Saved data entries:
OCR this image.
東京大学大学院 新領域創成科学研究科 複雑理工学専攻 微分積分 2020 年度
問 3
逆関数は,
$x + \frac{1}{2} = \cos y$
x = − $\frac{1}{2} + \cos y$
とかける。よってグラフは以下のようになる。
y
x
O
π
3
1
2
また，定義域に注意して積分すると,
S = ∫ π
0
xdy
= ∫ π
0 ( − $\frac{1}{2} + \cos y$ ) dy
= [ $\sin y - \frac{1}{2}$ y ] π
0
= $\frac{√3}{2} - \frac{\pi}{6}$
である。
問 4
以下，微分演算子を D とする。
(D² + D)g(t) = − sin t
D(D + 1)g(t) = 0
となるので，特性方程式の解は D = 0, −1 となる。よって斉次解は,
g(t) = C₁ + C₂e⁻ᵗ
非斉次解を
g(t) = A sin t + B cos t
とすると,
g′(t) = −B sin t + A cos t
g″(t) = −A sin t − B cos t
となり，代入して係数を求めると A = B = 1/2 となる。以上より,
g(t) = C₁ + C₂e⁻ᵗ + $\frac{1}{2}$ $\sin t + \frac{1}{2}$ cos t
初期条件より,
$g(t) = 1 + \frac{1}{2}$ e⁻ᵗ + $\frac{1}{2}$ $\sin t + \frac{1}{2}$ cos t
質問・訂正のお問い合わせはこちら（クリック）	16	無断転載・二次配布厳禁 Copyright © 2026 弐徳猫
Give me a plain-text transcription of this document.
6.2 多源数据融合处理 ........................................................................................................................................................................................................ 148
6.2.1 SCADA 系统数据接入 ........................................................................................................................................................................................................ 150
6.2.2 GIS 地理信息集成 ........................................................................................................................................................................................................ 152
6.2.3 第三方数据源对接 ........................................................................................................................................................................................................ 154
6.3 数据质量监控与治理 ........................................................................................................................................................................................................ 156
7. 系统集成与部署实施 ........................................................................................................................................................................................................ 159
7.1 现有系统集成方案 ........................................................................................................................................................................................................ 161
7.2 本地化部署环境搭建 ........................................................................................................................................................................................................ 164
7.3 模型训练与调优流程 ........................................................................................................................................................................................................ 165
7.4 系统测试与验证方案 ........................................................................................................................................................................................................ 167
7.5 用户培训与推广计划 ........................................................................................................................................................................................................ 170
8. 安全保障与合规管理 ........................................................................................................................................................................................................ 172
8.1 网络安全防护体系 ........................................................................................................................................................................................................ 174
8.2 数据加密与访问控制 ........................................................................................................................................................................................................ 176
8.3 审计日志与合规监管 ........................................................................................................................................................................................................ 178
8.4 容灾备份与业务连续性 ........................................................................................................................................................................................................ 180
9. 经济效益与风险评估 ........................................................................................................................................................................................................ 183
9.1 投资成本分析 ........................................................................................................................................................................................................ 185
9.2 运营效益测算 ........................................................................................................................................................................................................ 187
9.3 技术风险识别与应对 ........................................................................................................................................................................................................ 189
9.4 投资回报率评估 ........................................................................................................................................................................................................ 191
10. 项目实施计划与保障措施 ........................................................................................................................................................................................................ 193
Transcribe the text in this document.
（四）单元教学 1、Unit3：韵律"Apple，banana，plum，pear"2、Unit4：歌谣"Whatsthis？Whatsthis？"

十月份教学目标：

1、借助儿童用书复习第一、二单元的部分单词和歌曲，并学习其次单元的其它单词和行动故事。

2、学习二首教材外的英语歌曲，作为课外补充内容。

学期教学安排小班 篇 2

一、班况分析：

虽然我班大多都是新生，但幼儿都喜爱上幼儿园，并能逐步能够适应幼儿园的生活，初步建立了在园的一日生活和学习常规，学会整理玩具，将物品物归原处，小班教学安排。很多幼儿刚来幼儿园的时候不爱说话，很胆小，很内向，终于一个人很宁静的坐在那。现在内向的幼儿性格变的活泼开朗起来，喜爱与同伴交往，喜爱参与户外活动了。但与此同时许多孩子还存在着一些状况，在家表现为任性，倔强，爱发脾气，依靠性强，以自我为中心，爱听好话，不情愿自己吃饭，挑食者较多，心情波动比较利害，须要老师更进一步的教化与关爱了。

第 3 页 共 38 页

▶ _Work instructions_:
Set down nothing but the lines from the one with "Transcribe the text in this document." through the end of the records, keeping each line exactly as written and including both ends.

▶ _Exercise response_:
Transcribe the text in this document.
（四）单元教学 1、Unit3：韵律"Apple，banana，plum，pear"2、Unit4：歌谣"Whatsthis？Whatsthis？"

十月份教学目标：

1、借助儿童用书复习第一、二单元的部分单词和歌曲，并学习其次单元的其它单词和行动故事。

2、学习二首教材外的英语歌曲，作为课外补充内容。

学期教学安排小班 篇 2

一、班况分析：

虽然我班大多都是新生，但幼儿都喜爱上幼儿园，并能逐步能够适应幼儿园的生活，初步建立了在园的一日生活和学习常规，学会整理玩具，将物品物归原处，小班教学安排。很多幼儿刚来幼儿园的时候不爱说话，很胆小，很内向，终于一个人很宁静的坐在那。现在内向的幼儿性格变的活泼开朗起来，喜爱与同伴交往，喜爱参与户外活动了。但与此同时许多孩子还存在着一些状况，在家表现为任性，倔强，爱发脾气，依靠性强，以自我为中心，爱听好话，不情愿自己吃饭，挑食者较多，心情波动比较利害，须要老师更进一步的教化与关爱了。

第 3 页 共 38 页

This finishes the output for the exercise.